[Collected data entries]
────────────────

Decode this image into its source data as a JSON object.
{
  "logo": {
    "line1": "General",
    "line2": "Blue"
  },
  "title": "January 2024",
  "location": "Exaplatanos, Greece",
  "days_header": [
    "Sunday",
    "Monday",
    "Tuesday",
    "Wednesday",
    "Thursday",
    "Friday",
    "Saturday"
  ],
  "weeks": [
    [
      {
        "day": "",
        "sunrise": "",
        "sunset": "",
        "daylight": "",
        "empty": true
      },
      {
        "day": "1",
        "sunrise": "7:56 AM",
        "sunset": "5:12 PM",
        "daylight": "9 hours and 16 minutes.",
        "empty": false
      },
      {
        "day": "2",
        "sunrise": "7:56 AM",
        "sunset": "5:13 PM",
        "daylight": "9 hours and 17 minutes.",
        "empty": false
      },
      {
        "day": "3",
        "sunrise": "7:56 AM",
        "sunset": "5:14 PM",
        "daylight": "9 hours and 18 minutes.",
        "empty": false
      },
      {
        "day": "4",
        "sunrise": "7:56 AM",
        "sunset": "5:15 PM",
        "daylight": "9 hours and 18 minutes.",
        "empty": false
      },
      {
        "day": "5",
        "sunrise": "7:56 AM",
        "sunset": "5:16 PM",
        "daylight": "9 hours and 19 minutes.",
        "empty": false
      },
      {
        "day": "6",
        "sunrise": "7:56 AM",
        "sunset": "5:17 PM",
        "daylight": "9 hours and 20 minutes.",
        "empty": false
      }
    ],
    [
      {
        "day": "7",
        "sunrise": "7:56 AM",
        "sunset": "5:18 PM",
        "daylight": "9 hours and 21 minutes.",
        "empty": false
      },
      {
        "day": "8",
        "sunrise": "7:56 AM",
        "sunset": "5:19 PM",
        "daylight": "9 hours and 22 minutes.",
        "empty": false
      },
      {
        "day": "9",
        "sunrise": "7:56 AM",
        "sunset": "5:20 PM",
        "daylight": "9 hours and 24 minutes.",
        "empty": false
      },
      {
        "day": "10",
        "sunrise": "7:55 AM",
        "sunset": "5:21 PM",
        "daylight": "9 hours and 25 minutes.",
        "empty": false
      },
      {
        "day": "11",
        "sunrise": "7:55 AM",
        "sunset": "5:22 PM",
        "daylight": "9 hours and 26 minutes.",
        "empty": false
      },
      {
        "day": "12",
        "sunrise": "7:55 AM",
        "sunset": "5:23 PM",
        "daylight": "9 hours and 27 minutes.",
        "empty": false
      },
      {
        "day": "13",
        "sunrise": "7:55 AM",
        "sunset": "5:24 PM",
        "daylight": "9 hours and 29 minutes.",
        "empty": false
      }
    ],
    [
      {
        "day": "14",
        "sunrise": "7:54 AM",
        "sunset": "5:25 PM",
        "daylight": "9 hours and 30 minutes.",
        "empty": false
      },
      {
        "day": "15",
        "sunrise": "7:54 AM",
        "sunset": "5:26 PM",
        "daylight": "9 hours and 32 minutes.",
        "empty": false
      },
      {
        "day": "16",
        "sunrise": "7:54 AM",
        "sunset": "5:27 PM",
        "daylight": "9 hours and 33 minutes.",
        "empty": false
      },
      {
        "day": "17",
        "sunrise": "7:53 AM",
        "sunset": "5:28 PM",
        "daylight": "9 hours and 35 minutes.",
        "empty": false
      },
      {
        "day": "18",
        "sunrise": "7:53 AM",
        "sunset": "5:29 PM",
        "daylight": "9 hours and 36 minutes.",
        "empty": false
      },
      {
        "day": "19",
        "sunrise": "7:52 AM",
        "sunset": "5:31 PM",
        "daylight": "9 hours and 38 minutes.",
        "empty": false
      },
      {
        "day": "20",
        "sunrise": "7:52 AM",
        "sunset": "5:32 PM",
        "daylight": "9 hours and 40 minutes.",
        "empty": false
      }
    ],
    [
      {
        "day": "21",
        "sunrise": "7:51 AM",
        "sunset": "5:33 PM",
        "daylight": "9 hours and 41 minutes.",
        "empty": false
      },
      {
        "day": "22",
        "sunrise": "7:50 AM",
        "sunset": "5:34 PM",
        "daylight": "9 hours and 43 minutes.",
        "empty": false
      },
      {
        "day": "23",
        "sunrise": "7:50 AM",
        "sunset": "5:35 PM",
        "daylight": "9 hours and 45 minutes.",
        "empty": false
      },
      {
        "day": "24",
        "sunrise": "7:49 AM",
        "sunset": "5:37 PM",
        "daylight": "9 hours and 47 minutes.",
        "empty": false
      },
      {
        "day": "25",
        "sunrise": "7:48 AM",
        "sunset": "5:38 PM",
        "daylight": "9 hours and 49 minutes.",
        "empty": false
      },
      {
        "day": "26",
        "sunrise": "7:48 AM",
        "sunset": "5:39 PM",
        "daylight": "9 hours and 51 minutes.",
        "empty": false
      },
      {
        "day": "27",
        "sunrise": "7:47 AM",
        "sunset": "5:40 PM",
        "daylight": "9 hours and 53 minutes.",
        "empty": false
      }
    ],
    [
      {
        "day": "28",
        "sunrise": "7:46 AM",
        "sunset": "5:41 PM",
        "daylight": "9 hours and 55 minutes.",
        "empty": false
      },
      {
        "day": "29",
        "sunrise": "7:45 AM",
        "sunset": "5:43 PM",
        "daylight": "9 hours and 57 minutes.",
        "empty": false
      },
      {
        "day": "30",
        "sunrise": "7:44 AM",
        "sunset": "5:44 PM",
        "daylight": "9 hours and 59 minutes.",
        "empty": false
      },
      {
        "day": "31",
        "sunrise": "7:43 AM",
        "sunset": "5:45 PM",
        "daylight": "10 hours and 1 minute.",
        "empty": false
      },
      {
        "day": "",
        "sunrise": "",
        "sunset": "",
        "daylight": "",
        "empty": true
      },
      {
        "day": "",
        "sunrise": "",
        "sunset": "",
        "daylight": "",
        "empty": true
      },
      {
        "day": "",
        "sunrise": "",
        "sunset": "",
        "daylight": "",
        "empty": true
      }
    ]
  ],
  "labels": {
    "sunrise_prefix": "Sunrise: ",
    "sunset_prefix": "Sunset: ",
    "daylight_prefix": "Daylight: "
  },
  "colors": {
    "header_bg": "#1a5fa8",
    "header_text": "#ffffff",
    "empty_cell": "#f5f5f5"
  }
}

────────────────

= What is expected =
Every entry needs to be retyped exactly.

= Output below =
Decode this image into its source data as a JSON object.
{
  "logo": {
    "line1": "General",
    "line2": "Blue"
  },
  "title": "January 2024",
  "location": "Exaplatanos, Greece",
  "days_header": [
    "Sunday",
    "Monday",
    "Tuesday",
    "Wednesday",
    "Thursday",
    "Friday",
    "Saturday"
  ],
  "weeks": [
    [
      {
        "day": "",
        "sunrise": "",
        "sunset": "",
        "daylight": "",
        "empty": true
      },
      {
        "day": "1",
        "sunrise": "7:56 AM",
        "sunset": "5:12 PM",
        "daylight": "9 hours and 16 minutes.",
        "empty": false
      },
      {
        "day": "2",
        "sunrise": "7:56 AM",
        "sunset": "5:13 PM",
        "daylight": "9 hours and 17 minutes.",
        "empty": false
      },
      {
        "day": "3",
        "sunrise": "7:56 AM",
        "sunset": "5:14 PM",
        "daylight": "9 hours and 18 minutes.",
        "empty": false
      },
      {
        "day": "4",
        "sunrise": "7:56 AM",
        "sunset": "5:15 PM",
        "daylight": "9 hours and 18 minutes.",
        "empty": false
      },
      {
        "day": "5",
        "sunrise": "7:56 AM",
        "sunset": "5:16 PM",
        "daylight": "9 hours and 19 minutes.",
        "empty": false
      },
      {
        "day": "6",
        "sunrise": "7:56 AM",
        "sunset": "5:17 PM",
        "daylight": "9 hours and 20 minutes.",
        "empty": false
      }
    ],
    [
      {
        "day": "7",
        "sunrise": "7:56 AM",
        "sunset": "5:18 PM",
        "daylight": "9 hours and 21 minutes.",
        "empty": false
      },
      {
        "day": "8",
        "sunrise": "7:56 AM",
        "sunset": "5:19 PM",
        "daylight": "9 hours and 22 minutes.",
        "empty": false
      },
      {
        "day": "9",
        "sunrise": "7:56 AM",
        "sunset": "5:20 PM",
        "daylight": "9 hours and 24 minutes.",
        "empty": false
      },
      {
        "day": "10",
        "sunrise": "7:55 AM",
        "sunset": "5:21 PM",
        "daylight": "9 hours and 25 minutes.",
        "empty": false
      },
      {
        "day": "11",
        "sunrise": "7:55 AM",
        "sunset": "5:22 PM",
        "daylight": "9 hours and 26 minutes.",
        "empty": false
      },
      {
        "day": "12",
        "sunrise": "7:55 AM",
        "sunset": "5:23 PM",
        "daylight": "9 hours and 27 minutes.",
        "empty": false
      },
      {
        "day": "13",
        "sunrise": "7:55 AM",
        "sunset": "5:24 PM",
        "daylight": "9 hours and 29 minutes.",
        "empty": false
      }
    ],
    [
      {
        "day": "14",
        "sunrise": "7:54 AM",
        "sunset": "5:25 PM",
        "daylight": "9 hours and 30 minutes.",
        "empty": false
      },
      {
        "day": "15",
        "sunrise": "7:54 AM",
        "sunset": "5:26 PM",
        "daylight": "9 hours and 32 minutes.",
        "empty": false
      },
      {
        "day": "16",
        "sunrise": "7:54 AM",
        "sunset": "5:27 PM",
        "daylight": "9 hours and 33 minutes.",
        "empty": false
      },
      {
        "day": "17",
        "sunrise": "7:53 AM",
        "sunset": "5:28 PM",
        "daylight": "9 hours and 35 minutes.",
        "empty": false
      },
      {
        "day": "18",
        "sunrise": "7:53 AM",
        "sunset": "5:29 PM",
        "daylight": "9 hours and 36 minutes.",
        "empty": false
      },
      {
        "day": "19",
        "sunrise": "7:52 AM",
        "sunset": "5:31 PM",
        "daylight": "9 hours and 38 minutes.",
        "empty": false
      },
      {
        "day": "20",
        "sunrise": "7:52 AM",
        "sunset": "5:32 PM",
        "daylight": "9 hours and 40 minutes.",
        "empty": false
      }
    ],
    [
      {
        "day": "21",
        "sunrise": "7:51 AM",
        "sunset": "5:33 PM",
        "daylight": "9 hours and 41 minutes.",
        "empty": false
      },
      {
        "day": "22",
        "sunrise": "7:50 AM",
        "sunset": "5:34 PM",
        "daylight": "9 hours and 43 minutes.",
        "empty": false
      },
      {
        "day": "23",
        "sunrise": "7:50 AM",
        "sunset": "5:35 PM",
        "daylight": "9 hours and 45 minutes.",
        "empty": false
      },
      {
        "day": "24",
        "sunrise": "7:49 AM",
        "sunset": "5:37 PM",
        "daylight": "9 hours and 47 minutes.",
        "empty": false
      },
      {
        "day": "25",
        "sunrise": "7:48 AM",
        "sunset": "5:38 PM",
        "daylight": "9 hours and 49 minutes.",
        "empty": false
      },
      {
        "day": "26",
        "sunrise": "7:48 AM",
        "sunset": "5:39 PM",
        "daylight": "9 hours and 51 minutes.",
        "empty": false
      },
      {
        "day": "27",
        "sunrise": "7:47 AM",
        "sunset": "5:40 PM",
        "daylight": "9 hours and 53 minutes.",
        "empty": false
      }
    ],
    [
      {
        "day": "28",
        "sunrise": "7:46 AM",
        "sunset": "5:41 PM",
        "daylight": "9 hours and 55 minutes.",
        "empty": false
      },
      {
        "day": "29",
        "sunrise": "7:45 AM",
        "sunset": "5:43 PM",
        "daylight": "9 hours and 57 minutes.",
        "empty": false
      },
      {
        "day": "30",
        "sunrise": "7:44 AM",
        "sunset": "5:44 PM",
        "daylight": "9 hours and 59 minutes.",
        "empty": false
      },
      {
        "day": "31",
        "sunrise": "7:43 AM",
        "sunset": "5:45 PM",
        "daylight": "10 hours and 1 minute.",
        "empty": false
      },
      {
        "day": "",
        "sunrise": "",
        "sunset": "",
        "daylight": "",
        "empty": true
      },
      {
        "day": "",
        "sunrise": "",
        "sunset": "",
        "daylight": "",
        "empty": true
      },
      {
        "day": "",
        "sunrise": "",
        "sunset": "",
        "daylight": "",
        "empty": true
      }
    ]
  ],
  "labels": {
    "sunrise_prefix": "Sunrise: ",
    "sunset_prefix": "Sunset: ",
    "daylight_prefix": "Daylight: "
  },
  "colors": {
    "header_bg": "#1a5fa8",
    "header_text": "#ffffff",
    "empty_cell": "#f5f5f5"
  }
}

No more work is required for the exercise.